(Structured figure records)
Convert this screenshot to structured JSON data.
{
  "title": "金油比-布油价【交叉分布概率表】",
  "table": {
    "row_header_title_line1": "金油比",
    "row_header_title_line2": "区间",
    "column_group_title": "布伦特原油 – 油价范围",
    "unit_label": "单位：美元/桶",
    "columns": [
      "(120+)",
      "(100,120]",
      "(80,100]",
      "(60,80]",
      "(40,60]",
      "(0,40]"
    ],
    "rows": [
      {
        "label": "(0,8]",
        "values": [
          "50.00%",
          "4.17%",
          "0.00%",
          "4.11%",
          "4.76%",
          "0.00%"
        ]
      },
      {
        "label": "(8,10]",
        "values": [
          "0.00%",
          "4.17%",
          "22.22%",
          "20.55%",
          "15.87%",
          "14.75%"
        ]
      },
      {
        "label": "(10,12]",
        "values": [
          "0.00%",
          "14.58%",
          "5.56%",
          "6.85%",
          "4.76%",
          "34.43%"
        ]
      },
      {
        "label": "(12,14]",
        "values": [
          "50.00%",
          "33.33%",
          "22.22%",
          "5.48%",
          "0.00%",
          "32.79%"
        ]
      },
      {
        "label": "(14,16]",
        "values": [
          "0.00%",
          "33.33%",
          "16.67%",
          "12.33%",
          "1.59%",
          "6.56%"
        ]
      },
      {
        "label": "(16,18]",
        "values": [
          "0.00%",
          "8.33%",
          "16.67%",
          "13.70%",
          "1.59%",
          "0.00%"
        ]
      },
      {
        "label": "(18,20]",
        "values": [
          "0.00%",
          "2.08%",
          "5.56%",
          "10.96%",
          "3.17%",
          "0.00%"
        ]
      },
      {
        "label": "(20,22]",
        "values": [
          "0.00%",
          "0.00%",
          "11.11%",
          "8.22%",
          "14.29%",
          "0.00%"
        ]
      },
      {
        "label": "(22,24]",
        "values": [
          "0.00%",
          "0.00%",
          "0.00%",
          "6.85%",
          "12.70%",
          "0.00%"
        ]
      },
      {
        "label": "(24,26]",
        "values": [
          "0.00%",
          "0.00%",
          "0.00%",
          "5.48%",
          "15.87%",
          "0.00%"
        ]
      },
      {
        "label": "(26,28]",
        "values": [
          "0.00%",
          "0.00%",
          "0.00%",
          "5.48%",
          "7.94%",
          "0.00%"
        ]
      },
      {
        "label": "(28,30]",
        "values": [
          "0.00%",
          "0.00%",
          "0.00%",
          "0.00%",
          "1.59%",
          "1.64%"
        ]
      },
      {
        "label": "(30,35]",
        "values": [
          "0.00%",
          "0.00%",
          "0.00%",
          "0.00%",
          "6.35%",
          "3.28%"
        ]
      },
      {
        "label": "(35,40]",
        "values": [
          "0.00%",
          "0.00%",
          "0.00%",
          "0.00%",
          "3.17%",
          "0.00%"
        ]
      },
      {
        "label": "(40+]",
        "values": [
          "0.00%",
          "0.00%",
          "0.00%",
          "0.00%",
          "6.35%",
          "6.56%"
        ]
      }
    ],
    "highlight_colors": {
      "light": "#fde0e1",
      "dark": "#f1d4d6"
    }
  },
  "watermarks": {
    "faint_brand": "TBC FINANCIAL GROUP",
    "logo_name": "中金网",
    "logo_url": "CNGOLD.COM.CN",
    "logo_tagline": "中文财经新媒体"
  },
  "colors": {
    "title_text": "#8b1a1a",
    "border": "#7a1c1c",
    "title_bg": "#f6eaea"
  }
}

Exercise description ▸ Repeat the records above exactly, leaving none out.

Answer for the task ▸
Convert this screenshot to structured JSON data.
{
  "title": "金油比-布油价【交叉分布概率表】",
  "table": {
    "row_header_title_line1": "金油比",
    "row_header_title_line2": "区间",
    "column_group_title": "布伦特原油 – 油价范围",
    "unit_label": "单位：美元/桶",
    "columns": [
      "(120+)",
      "(100,120]",
      "(80,100]",
      "(60,80]",
      "(40,60]",
      "(0,40]"
    ],
    "rows": [
      {
        "label": "(0,8]",
        "values": [
          "50.00%",
          "4.17%",
          "0.00%",
          "4.11%",
          "4.76%",
          "0.00%"
        ]
      },
      {
        "label": "(8,10]",
        "values": [
          "0.00%",
          "4.17%",
          "22.22%",
          "20.55%",
          "15.87%",
          "14.75%"
        ]
      },
      {
        "label": "(10,12]",
        "values": [
          "0.00%",
          "14.58%",
          "5.56%",
          "6.85%",
          "4.76%",
          "34.43%"
        ]
      },
      {
        "label": "(12,14]",
        "values": [
          "50.00%",
          "33.33%",
          "22.22%",
          "5.48%",
          "0.00%",
          "32.79%"
        ]
      },
      {
        "label": "(14,16]",
        "values": [
          "0.00%",
          "33.33%",
          "16.67%",
          "12.33%",
          "1.59%",
          "6.56%"
        ]
      },
      {
        "label": "(16,18]",
        "values": [
          "0.00%",
          "8.33%",
          "16.67%",
          "13.70%",
          "1.59%",
          "0.00%"
        ]
      },
      {
        "label": "(18,20]",
        "values": [
          "0.00%",
          "2.08%",
          "5.56%",
          "10.96%",
          "3.17%",
          "0.00%"
        ]
      },
      {
        "label": "(20,22]",
        "values": [
          "0.00%",
          "0.00%",
          "11.11%",
          "8.22%",
          "14.29%",
          "0.00%"
        ]
      },
      {
        "label": "(22,24]",
        "values": [
          "0.00%",
          "0.00%",
          "0.00%",
          "6.85%",
          "12.70%",
          "0.00%"
        ]
      },
      {
        "label": "(24,26]",
        "values": [
          "0.00%",
          "0.00%",
          "0.00%",
          "5.48%",
          "15.87%",
          "0.00%"
        ]
      },
      {
        "label": "(26,28]",
        "values": [
          "0.00%",
          "0.00%",
          "0.00%",
          "5.48%",
          "7.94%",
          "0.00%"
        ]
      },
      {
        "label": "(28,30]",
        "values": [
          "0.00%",
          "0.00%",
          "0.00%",
          "0.00%",
          "1.59%",
          "1.64%"
        ]
      },
      {
        "label": "(30,35]",
        "values": [
          "0.00%",
          "0.00%",
          "0.00%",
          "0.00%",
          "6.35%",
          "3.28%"
        ]
      },
      {
        "label": "(35,40]",
        "values": [
          "0.00%",
          "0.00%",
          "0.00%",
          "0.00%",
          "3.17%",
          "0.00%"
        ]
      },
      {
        "label": "(40+]",
        "values": [
          "0.00%",
          "0.00%",
          "0.00%",
          "0.00%",
          "6.35%",
          "6.56%"
        ]
      }
    ],
    "highlight_colors": {
      "light": "#fde0e1",
      "dark": "#f1d4d6"
    }
  },
  "watermarks": {
    "faint_brand": "TBC FINANCIAL GROUP",
    "logo_name": "中金网",
    "logo_url": "CNGOLD.COM.CN",
    "logo_tagline": "中文财经新媒体"
  },
  "colors": {
    "title_text": "#8b1a1a",
    "border": "#7a1c1c",
    "title_bg": "#f6eaea"
  }
}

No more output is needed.